__Vereisten__
Druk de regels hieronder ongewijzigd af, alles van de eerste regel tot en met de regel die "legend-label-line: Model — [306, 31, 363, 53]" bevat.

__Invoermateriaal__
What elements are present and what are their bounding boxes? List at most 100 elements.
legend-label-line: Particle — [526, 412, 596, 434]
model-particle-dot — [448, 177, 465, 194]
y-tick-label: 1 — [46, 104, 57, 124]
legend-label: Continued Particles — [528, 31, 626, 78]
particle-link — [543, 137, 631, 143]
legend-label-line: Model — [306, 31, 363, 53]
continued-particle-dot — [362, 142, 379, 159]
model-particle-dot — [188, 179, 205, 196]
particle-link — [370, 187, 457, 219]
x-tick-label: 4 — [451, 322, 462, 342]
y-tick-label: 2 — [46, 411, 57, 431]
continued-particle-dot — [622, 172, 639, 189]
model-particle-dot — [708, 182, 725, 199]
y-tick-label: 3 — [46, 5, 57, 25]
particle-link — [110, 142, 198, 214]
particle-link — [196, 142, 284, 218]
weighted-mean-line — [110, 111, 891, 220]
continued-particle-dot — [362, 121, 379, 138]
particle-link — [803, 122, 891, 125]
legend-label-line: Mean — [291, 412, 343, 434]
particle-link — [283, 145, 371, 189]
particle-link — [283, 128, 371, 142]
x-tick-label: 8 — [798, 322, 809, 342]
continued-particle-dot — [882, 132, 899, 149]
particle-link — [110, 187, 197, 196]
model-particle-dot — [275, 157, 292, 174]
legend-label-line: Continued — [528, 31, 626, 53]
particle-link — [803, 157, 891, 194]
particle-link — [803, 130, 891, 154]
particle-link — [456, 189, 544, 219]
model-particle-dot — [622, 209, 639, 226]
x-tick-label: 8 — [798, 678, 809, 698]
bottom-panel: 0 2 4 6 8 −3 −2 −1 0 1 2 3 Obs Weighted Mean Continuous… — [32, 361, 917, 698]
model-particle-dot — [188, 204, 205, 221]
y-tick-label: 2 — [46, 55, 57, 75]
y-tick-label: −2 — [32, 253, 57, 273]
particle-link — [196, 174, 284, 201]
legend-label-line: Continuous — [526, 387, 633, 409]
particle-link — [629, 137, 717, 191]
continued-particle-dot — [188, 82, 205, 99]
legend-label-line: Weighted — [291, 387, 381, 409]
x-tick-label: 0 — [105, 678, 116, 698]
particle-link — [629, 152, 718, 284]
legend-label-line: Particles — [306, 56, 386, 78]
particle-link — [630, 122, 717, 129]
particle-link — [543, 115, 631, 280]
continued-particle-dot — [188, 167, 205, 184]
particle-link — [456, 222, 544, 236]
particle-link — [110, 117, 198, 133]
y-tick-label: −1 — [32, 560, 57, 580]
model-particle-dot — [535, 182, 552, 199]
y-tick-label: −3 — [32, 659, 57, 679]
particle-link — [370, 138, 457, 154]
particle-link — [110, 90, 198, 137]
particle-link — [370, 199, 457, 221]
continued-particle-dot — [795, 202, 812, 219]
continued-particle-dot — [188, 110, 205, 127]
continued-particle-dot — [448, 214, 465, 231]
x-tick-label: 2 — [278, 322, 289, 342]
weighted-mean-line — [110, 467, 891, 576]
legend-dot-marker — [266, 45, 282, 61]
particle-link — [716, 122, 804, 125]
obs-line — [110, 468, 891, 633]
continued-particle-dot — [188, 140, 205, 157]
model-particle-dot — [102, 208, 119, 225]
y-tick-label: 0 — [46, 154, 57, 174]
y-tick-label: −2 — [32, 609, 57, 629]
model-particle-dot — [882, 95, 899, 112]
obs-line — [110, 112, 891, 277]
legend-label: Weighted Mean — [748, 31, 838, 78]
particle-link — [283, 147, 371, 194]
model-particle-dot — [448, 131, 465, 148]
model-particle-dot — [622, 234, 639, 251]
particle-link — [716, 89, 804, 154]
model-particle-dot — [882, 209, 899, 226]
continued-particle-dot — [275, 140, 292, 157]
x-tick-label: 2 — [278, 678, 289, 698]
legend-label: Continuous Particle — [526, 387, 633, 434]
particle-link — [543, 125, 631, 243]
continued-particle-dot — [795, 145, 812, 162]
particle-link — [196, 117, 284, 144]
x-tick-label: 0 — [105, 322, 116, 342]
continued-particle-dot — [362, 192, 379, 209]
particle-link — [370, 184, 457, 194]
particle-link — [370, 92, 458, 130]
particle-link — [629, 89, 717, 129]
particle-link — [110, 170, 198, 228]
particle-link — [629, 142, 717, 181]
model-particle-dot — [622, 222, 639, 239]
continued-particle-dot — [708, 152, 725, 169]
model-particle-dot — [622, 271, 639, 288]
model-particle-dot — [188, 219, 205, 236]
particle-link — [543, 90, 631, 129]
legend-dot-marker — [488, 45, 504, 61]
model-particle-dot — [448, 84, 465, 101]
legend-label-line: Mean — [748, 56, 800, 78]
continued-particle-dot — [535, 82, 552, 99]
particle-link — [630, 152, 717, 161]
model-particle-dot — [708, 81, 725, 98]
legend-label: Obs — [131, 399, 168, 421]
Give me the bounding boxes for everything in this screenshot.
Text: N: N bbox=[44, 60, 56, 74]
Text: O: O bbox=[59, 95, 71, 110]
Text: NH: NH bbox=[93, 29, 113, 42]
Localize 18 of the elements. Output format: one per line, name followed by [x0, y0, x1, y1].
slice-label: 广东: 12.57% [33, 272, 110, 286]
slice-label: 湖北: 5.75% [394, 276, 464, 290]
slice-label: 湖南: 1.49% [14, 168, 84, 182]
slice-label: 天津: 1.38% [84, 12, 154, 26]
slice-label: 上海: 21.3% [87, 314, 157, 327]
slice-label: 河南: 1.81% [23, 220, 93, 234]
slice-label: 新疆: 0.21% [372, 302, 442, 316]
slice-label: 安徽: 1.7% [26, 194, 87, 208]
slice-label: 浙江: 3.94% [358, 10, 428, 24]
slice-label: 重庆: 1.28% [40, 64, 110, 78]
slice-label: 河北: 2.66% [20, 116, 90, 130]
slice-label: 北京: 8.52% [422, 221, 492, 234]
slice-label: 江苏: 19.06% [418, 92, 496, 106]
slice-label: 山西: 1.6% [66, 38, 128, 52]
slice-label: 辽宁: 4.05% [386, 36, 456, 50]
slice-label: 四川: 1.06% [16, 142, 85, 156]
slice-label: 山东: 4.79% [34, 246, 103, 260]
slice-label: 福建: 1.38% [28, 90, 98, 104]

__Resultaat van opdracht__
What elements are present and what are their bounding boxes? List at most 100 elements.
legend-label-line: Particle — [526, 412, 596, 434]
model-particle-dot — [448, 177, 465, 194]
y-tick-label: 1 — [46, 104, 57, 124]
legend-label: Continued Particles — [528, 31, 626, 78]
particle-link — [543, 137, 631, 143]
legend-label-line: Model — [306, 31, 363, 53]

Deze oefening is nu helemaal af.